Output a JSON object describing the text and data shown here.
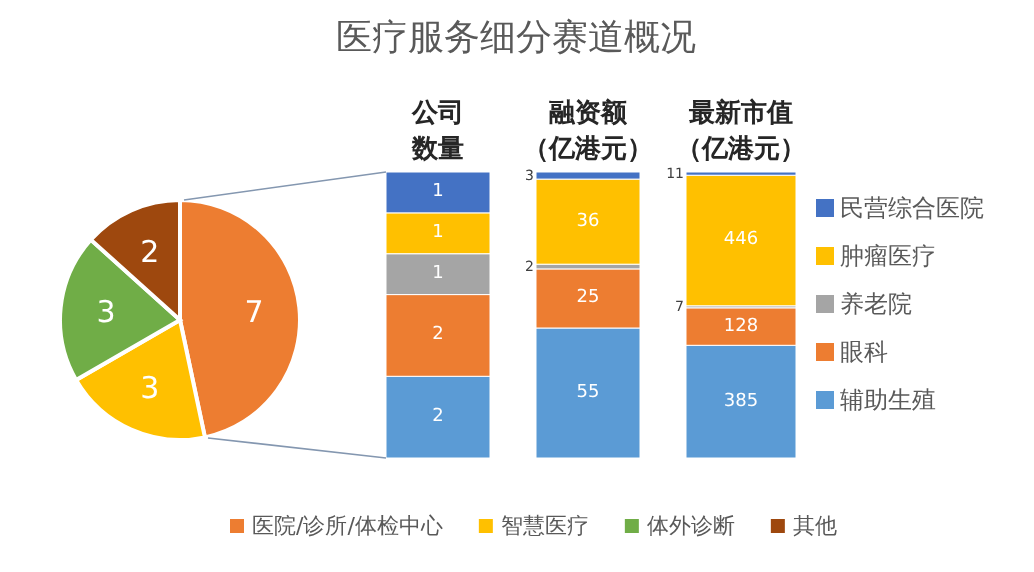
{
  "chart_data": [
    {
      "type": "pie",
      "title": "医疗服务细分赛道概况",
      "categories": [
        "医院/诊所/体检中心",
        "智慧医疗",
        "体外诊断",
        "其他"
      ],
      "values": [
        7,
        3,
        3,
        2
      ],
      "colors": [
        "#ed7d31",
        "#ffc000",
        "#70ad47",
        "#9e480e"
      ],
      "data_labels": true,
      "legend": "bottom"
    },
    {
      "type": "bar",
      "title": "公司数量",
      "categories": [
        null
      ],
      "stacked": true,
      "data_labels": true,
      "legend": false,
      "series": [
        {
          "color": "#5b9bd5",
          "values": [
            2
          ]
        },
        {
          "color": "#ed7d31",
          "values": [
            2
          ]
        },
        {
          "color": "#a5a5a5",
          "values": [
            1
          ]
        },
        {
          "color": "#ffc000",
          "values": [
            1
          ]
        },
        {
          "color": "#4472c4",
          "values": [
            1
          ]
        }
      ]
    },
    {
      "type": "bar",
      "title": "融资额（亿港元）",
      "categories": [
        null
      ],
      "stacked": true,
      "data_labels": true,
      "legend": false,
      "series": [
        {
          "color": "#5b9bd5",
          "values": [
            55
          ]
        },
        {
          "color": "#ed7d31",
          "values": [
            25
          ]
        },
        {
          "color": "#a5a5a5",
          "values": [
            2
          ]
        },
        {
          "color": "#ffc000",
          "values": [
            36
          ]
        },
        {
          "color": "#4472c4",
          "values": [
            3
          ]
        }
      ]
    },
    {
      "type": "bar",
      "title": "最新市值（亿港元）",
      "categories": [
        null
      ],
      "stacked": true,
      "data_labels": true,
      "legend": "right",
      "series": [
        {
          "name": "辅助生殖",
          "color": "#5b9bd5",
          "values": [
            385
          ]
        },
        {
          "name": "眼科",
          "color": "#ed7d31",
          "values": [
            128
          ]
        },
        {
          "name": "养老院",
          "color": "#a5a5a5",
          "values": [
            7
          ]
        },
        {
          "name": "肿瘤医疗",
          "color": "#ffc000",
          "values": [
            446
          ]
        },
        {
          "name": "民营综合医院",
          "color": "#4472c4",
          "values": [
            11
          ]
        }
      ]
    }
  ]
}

◇ ◇ ◇ ◇

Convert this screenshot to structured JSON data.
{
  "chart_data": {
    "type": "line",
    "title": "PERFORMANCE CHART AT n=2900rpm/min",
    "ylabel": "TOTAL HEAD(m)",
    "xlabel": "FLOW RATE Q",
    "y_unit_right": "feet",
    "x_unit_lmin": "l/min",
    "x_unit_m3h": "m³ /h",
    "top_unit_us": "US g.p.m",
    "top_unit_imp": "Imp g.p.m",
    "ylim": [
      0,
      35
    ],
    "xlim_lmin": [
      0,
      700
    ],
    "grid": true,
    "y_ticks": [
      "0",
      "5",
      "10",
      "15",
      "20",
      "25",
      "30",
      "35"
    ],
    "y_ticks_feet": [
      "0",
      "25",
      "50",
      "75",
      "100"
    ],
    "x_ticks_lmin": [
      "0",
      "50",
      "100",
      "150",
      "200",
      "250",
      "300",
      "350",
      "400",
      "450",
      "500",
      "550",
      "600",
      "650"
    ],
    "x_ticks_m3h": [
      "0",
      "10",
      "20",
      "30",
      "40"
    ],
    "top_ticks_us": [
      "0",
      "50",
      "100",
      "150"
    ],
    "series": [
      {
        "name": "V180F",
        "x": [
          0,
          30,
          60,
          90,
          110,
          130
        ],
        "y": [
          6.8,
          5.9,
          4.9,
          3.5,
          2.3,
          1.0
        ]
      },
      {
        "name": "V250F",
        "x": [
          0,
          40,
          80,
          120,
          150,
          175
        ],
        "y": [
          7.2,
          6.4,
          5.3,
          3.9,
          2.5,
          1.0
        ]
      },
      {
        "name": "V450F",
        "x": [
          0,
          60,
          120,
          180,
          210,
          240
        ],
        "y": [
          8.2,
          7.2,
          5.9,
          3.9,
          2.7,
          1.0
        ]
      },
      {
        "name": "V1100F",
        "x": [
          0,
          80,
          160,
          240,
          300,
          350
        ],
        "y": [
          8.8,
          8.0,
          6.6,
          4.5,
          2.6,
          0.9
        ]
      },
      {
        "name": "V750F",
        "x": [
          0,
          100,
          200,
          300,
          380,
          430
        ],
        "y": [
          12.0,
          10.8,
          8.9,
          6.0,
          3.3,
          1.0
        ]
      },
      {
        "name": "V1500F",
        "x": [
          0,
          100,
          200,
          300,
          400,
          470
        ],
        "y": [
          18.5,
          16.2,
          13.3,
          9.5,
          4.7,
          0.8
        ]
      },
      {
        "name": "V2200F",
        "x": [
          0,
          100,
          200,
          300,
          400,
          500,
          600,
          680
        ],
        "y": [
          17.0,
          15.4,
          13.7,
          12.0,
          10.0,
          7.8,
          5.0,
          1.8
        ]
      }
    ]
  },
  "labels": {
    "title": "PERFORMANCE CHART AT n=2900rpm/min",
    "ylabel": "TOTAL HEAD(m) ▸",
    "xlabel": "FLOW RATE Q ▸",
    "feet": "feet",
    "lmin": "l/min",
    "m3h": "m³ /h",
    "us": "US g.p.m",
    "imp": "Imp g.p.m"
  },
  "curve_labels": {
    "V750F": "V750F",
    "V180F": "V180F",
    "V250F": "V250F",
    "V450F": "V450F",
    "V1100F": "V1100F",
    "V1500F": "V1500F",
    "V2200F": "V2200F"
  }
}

◇ ◇ ◇ ◇

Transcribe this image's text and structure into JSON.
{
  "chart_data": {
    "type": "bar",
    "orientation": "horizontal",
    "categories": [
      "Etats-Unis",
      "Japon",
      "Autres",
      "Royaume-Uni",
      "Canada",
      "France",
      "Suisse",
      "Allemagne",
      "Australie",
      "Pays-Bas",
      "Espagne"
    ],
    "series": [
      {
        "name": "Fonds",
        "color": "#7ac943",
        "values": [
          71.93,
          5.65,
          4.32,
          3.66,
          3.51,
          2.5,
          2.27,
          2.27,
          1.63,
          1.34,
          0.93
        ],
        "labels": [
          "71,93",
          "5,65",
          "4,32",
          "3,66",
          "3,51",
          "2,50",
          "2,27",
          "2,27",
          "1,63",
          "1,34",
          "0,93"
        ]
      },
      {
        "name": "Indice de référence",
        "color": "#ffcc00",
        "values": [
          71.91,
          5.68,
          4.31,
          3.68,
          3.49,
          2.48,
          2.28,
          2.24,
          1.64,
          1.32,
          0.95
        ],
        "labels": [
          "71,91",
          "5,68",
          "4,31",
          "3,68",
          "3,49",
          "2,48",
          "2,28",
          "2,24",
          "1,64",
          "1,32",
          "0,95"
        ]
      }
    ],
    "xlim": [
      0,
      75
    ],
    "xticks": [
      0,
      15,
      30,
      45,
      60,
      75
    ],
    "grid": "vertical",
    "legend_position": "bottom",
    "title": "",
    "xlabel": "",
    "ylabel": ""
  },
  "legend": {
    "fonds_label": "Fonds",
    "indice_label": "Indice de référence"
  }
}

◇ ◇ ◇ ◇

→ **Task goal**:
Collect every line with the string "TOTAL" from the records, and copy each.

→ **The result**:
    "ylabel": "TOTAL HEAD(m)",
    "ylabel": "TOTAL HEAD(m) ▸",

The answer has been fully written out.